— Start —

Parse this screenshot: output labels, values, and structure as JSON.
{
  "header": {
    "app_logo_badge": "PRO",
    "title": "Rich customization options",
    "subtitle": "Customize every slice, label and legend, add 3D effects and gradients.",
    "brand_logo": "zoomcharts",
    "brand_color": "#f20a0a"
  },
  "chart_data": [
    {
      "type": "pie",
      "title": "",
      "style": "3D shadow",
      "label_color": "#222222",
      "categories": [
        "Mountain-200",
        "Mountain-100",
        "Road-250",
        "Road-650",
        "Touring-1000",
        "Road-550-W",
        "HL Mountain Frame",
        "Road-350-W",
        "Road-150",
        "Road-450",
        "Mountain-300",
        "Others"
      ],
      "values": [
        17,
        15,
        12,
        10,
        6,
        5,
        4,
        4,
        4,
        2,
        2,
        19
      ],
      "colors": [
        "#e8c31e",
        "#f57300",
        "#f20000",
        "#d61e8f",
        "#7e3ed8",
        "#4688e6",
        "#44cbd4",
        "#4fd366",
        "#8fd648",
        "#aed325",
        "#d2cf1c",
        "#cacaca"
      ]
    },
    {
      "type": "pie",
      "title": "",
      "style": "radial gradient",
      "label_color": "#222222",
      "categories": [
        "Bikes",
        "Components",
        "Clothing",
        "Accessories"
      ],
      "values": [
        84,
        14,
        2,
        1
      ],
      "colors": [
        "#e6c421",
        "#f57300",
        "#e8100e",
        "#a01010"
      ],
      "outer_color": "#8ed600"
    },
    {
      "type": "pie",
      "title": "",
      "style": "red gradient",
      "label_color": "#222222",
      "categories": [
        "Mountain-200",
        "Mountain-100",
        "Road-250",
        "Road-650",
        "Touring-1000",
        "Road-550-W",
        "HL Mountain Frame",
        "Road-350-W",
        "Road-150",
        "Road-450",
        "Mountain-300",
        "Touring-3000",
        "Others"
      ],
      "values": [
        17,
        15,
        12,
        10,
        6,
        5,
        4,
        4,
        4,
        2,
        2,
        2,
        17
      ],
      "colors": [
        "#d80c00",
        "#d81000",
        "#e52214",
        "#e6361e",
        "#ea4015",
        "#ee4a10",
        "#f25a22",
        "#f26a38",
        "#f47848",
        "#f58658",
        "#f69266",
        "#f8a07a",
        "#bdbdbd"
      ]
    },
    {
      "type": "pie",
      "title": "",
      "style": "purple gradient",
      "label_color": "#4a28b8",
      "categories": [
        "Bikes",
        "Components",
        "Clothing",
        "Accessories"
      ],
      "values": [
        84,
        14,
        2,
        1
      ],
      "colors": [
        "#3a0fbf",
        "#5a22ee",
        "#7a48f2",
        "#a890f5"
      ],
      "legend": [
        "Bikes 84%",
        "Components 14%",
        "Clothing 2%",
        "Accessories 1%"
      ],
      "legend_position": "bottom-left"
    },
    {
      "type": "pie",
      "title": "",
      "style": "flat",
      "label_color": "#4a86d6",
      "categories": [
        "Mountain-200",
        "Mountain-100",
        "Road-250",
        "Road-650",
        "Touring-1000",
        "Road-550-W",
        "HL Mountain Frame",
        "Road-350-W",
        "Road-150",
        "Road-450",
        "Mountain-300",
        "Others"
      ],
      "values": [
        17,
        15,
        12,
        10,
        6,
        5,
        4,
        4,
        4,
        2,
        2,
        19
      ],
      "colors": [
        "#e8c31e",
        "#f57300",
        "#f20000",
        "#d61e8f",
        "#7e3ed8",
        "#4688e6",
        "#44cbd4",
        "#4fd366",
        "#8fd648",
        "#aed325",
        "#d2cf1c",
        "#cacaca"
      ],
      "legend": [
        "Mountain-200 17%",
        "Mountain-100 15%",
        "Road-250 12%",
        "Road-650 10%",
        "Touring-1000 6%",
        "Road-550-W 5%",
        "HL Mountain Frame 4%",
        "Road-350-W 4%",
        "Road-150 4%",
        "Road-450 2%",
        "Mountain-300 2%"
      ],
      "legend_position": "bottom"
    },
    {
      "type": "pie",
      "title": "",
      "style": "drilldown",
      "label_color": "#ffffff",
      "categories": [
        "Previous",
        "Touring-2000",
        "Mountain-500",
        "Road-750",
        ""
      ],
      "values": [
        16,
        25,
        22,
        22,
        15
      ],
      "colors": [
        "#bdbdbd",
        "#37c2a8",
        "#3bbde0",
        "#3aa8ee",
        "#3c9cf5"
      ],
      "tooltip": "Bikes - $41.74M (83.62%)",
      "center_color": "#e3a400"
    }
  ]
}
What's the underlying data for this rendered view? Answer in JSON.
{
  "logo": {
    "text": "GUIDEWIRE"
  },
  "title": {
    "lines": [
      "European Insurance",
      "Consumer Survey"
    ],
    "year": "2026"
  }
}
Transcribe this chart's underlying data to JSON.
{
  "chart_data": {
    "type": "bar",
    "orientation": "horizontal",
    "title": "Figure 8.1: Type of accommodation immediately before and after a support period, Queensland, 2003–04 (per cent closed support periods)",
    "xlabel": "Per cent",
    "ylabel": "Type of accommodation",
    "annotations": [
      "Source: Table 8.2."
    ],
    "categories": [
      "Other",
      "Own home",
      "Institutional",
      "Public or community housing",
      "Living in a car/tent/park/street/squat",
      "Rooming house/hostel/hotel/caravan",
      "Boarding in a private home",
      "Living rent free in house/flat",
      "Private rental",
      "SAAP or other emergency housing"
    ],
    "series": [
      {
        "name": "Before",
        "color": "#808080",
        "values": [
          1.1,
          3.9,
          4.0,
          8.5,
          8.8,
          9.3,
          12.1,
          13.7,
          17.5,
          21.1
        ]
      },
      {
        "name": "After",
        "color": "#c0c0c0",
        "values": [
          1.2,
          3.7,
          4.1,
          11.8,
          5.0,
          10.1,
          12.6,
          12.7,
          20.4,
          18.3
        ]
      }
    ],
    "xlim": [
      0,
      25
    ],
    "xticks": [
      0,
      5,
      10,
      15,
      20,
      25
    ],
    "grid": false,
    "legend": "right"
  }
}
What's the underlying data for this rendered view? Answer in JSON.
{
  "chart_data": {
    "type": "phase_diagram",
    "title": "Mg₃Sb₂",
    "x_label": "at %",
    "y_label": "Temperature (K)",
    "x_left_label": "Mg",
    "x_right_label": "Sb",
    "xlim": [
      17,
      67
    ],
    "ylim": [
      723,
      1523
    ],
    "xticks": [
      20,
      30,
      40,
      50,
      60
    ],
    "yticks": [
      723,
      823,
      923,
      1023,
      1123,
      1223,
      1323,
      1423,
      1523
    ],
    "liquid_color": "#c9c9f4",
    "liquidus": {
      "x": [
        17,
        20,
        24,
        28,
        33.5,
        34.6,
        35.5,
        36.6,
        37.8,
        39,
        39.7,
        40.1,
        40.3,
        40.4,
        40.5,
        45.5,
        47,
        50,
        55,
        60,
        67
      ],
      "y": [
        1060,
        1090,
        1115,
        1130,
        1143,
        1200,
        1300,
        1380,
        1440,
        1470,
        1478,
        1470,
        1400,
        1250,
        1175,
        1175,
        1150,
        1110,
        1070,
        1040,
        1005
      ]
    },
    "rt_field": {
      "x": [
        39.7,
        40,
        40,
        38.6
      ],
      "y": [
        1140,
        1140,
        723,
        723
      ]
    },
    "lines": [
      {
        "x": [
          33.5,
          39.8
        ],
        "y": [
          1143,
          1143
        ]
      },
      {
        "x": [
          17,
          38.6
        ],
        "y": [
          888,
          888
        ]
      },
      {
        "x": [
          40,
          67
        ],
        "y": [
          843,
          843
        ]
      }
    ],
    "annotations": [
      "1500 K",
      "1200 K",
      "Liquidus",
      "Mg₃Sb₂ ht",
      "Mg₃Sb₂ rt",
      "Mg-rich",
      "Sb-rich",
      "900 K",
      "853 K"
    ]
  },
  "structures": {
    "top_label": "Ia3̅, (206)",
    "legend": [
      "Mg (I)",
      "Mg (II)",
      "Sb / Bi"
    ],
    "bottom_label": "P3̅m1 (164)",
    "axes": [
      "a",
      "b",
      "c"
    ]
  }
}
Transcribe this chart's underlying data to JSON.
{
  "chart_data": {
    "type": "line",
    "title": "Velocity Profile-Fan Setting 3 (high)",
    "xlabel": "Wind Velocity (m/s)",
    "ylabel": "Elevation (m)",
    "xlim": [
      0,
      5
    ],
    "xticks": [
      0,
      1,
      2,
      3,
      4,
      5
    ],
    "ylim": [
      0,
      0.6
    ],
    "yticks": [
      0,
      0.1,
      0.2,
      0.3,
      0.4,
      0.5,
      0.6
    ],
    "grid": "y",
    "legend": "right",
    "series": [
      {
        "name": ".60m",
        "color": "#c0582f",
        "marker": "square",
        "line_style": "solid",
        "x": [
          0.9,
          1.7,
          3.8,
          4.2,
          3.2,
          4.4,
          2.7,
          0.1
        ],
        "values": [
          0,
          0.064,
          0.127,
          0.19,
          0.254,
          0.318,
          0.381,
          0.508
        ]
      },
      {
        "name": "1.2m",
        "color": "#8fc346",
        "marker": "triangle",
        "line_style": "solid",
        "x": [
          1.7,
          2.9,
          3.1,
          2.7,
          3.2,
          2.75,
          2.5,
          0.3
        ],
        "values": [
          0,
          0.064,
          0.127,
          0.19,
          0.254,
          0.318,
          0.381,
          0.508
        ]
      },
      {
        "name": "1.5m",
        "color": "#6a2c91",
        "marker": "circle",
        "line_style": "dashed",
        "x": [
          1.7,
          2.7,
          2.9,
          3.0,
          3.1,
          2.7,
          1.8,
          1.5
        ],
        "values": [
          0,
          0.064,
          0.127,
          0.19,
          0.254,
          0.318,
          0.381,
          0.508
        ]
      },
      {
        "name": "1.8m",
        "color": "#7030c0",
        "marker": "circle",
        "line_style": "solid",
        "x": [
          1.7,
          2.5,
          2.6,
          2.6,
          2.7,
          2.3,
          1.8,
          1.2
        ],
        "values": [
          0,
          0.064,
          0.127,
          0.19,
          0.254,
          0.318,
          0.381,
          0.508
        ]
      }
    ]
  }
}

— End —

Going through the entries above line by line, work out how many lines include the word "Living". Only the number is required.

2